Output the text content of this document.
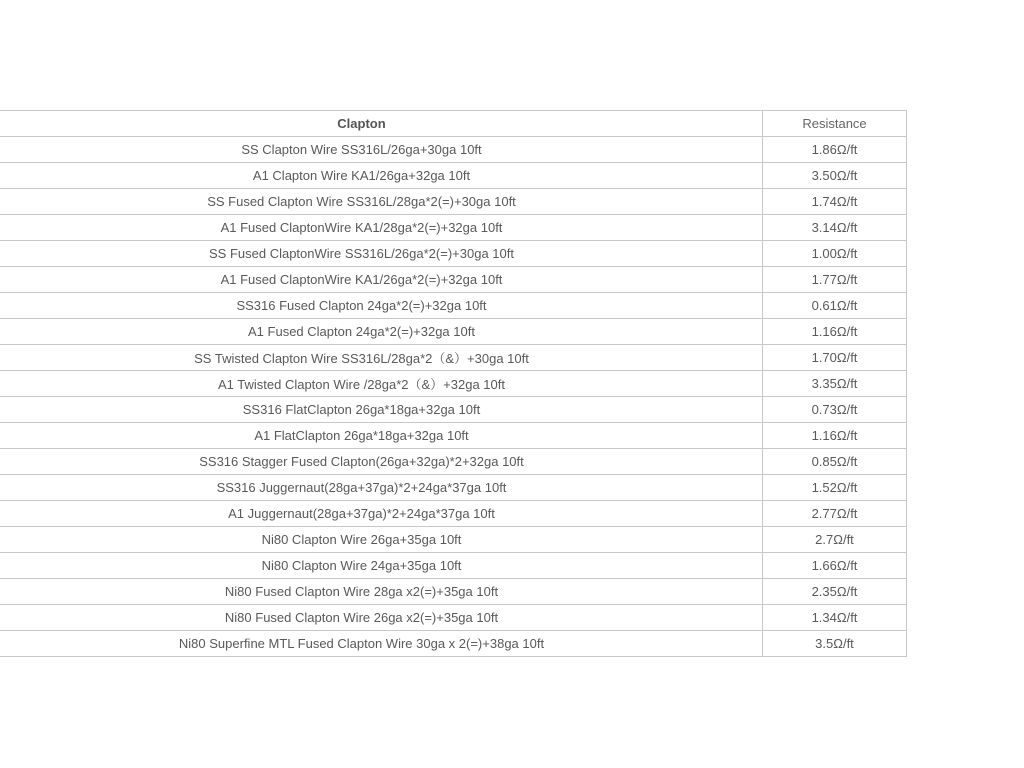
Clapton	Resistance
SS Clapton Wire SS316L/26ga+30ga 10ft	1.86Ω/ft
A1 Clapton Wire KA1/26ga+32ga 10ft	3.50Ω/ft
SS Fused Clapton Wire SS316L/28ga*2(=)+30ga 10ft	1.74Ω/ft
A1 Fused ClaptonWire KA1/28ga*2(=)+32ga 10ft	3.14Ω/ft
SS Fused ClaptonWire SS316L/26ga*2(=)+30ga 10ft	1.00Ω/ft
A1 Fused ClaptonWire KA1/26ga*2(=)+32ga 10ft	1.77Ω/ft
SS316 Fused Clapton 24ga*2(=)+32ga 10ft	0.61Ω/ft
A1 Fused Clapton 24ga*2(=)+32ga 10ft	1.16Ω/ft
SS Twisted Clapton Wire SS316L/28ga*2（&）+30ga 10ft	1.70Ω/ft
A1 Twisted Clapton Wire /28ga*2（&）+32ga 10ft	3.35Ω/ft
SS316 FlatClapton 26ga*18ga+32ga 10ft	0.73Ω/ft
A1 FlatClapton 26ga*18ga+32ga 10ft	1.16Ω/ft
SS316 Stagger Fused Clapton(26ga+32ga)*2+32ga 10ft	0.85Ω/ft
SS316 Juggernaut(28ga+37ga)*2+24ga*37ga 10ft	1.52Ω/ft
A1 Juggernaut(28ga+37ga)*2+24ga*37ga 10ft	2.77Ω/ft
Ni80 Clapton Wire 26ga+35ga 10ft	2.7Ω/ft
Ni80 Clapton Wire 24ga+35ga 10ft	1.66Ω/ft
Ni80 Fused Clapton Wire 28ga x2(=)+35ga 10ft	2.35Ω/ft
Ni80 Fused Clapton Wire 26ga x2(=)+35ga 10ft	1.34Ω/ft
Ni80 Superfine MTL Fused Clapton Wire 30ga x 2(=)+38ga 10ft	3.5Ω/ft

What is being asked: Give the data again exactly as written, with all pictures left out.

Task response:
Output the text content of this document.
Clapton	Resistance
SS Clapton Wire SS316L/26ga+30ga 10ft	1.86Ω/ft
A1 Clapton Wire KA1/26ga+32ga 10ft	3.50Ω/ft
SS Fused Clapton Wire SS316L/28ga*2(=)+30ga 10ft	1.74Ω/ft
A1 Fused ClaptonWire KA1/28ga*2(=)+32ga 10ft	3.14Ω/ft
SS Fused ClaptonWire SS316L/26ga*2(=)+30ga 10ft	1.00Ω/ft
A1 Fused ClaptonWire KA1/26ga*2(=)+32ga 10ft	1.77Ω/ft
SS316 Fused Clapton 24ga*2(=)+32ga 10ft	0.61Ω/ft
A1 Fused Clapton 24ga*2(=)+32ga 10ft	1.16Ω/ft
SS Twisted Clapton Wire SS316L/28ga*2（&）+30ga 10ft	1.70Ω/ft
A1 Twisted Clapton Wire /28ga*2（&）+32ga 10ft	3.35Ω/ft
SS316 FlatClapton 26ga*18ga+32ga 10ft	0.73Ω/ft
A1 FlatClapton 26ga*18ga+32ga 10ft	1.16Ω/ft
SS316 Stagger Fused Clapton(26ga+32ga)*2+32ga 10ft	0.85Ω/ft
SS316 Juggernaut(28ga+37ga)*2+24ga*37ga 10ft	1.52Ω/ft
A1 Juggernaut(28ga+37ga)*2+24ga*37ga 10ft	2.77Ω/ft
Ni80 Clapton Wire 26ga+35ga 10ft	2.7Ω/ft
Ni80 Clapton Wire 24ga+35ga 10ft	1.66Ω/ft
Ni80 Fused Clapton Wire 28ga x2(=)+35ga 10ft	2.35Ω/ft
Ni80 Fused Clapton Wire 26ga x2(=)+35ga 10ft	1.34Ω/ft
Ni80 Superfine MTL Fused Clapton Wire 30ga x 2(=)+38ga 10ft	3.5Ω/ft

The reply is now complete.